Copy the data below exactly, omitting any picture it contains.

[Items from a figure collection]
BEGIN

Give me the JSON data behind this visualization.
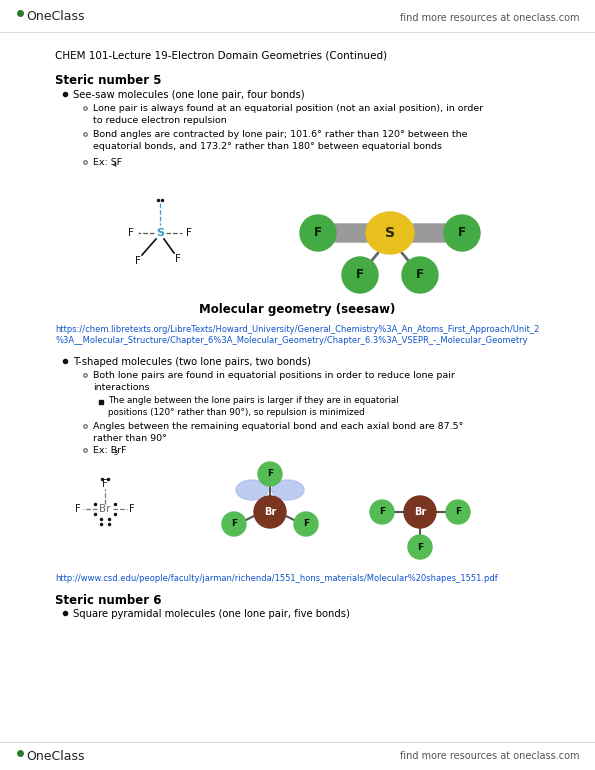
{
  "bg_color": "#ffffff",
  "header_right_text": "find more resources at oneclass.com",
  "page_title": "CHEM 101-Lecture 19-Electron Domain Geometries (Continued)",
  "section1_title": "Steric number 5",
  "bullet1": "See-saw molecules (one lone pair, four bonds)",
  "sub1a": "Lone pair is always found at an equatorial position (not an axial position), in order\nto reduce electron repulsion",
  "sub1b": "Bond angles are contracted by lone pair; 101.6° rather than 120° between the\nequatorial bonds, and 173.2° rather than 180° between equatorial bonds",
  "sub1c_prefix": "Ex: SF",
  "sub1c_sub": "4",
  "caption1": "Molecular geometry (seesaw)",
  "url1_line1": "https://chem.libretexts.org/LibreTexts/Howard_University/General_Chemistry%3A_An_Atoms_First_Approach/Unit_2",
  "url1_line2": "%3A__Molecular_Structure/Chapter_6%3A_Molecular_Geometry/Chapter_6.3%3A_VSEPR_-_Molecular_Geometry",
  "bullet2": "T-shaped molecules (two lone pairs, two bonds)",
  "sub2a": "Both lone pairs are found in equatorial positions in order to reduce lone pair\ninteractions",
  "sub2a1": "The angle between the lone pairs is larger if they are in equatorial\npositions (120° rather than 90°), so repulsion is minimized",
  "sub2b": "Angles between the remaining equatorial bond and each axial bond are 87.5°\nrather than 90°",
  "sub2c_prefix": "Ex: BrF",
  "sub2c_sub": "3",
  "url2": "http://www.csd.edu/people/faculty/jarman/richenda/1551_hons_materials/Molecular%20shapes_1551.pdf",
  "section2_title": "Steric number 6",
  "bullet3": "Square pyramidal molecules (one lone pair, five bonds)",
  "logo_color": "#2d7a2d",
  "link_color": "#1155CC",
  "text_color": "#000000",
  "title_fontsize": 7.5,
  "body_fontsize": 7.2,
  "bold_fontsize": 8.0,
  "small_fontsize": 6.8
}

END

> _Written response_
Give me the JSON data behind this visualization.
{
  "bg_color": "#ffffff",
  "header_right_text": "find more resources at oneclass.com",
  "page_title": "CHEM 101-Lecture 19-Electron Domain Geometries (Continued)",
  "section1_title": "Steric number 5",
  "bullet1": "See-saw molecules (one lone pair, four bonds)",
  "sub1a": "Lone pair is always found at an equatorial position (not an axial position), in order\nto reduce electron repulsion",
  "sub1b": "Bond angles are contracted by lone pair; 101.6° rather than 120° between the\nequatorial bonds, and 173.2° rather than 180° between equatorial bonds",
  "sub1c_prefix": "Ex: SF",
  "sub1c_sub": "4",
  "caption1": "Molecular geometry (seesaw)",
  "url1_line1": "https://chem.libretexts.org/LibreTexts/Howard_University/General_Chemistry%3A_An_Atoms_First_Approach/Unit_2",
  "url1_line2": "%3A__Molecular_Structure/Chapter_6%3A_Molecular_Geometry/Chapter_6.3%3A_VSEPR_-_Molecular_Geometry",
  "bullet2": "T-shaped molecules (two lone pairs, two bonds)",
  "sub2a": "Both lone pairs are found in equatorial positions in order to reduce lone pair\ninteractions",
  "sub2a1": "The angle between the lone pairs is larger if they are in equatorial\npositions (120° rather than 90°), so repulsion is minimized",
  "sub2b": "Angles between the remaining equatorial bond and each axial bond are 87.5°\nrather than 90°",
  "sub2c_prefix": "Ex: BrF",
  "sub2c_sub": "3",
  "url2": "http://www.csd.edu/people/faculty/jarman/richenda/1551_hons_materials/Molecular%20shapes_1551.pdf",
  "section2_title": "Steric number 6",
  "bullet3": "Square pyramidal molecules (one lone pair, five bonds)",
  "logo_color": "#2d7a2d",
  "link_color": "#1155CC",
  "text_color": "#000000",
  "title_fontsize": 7.5,
  "body_fontsize": 7.2,
  "bold_fontsize": 8.0,
  "small_fontsize": 6.8
}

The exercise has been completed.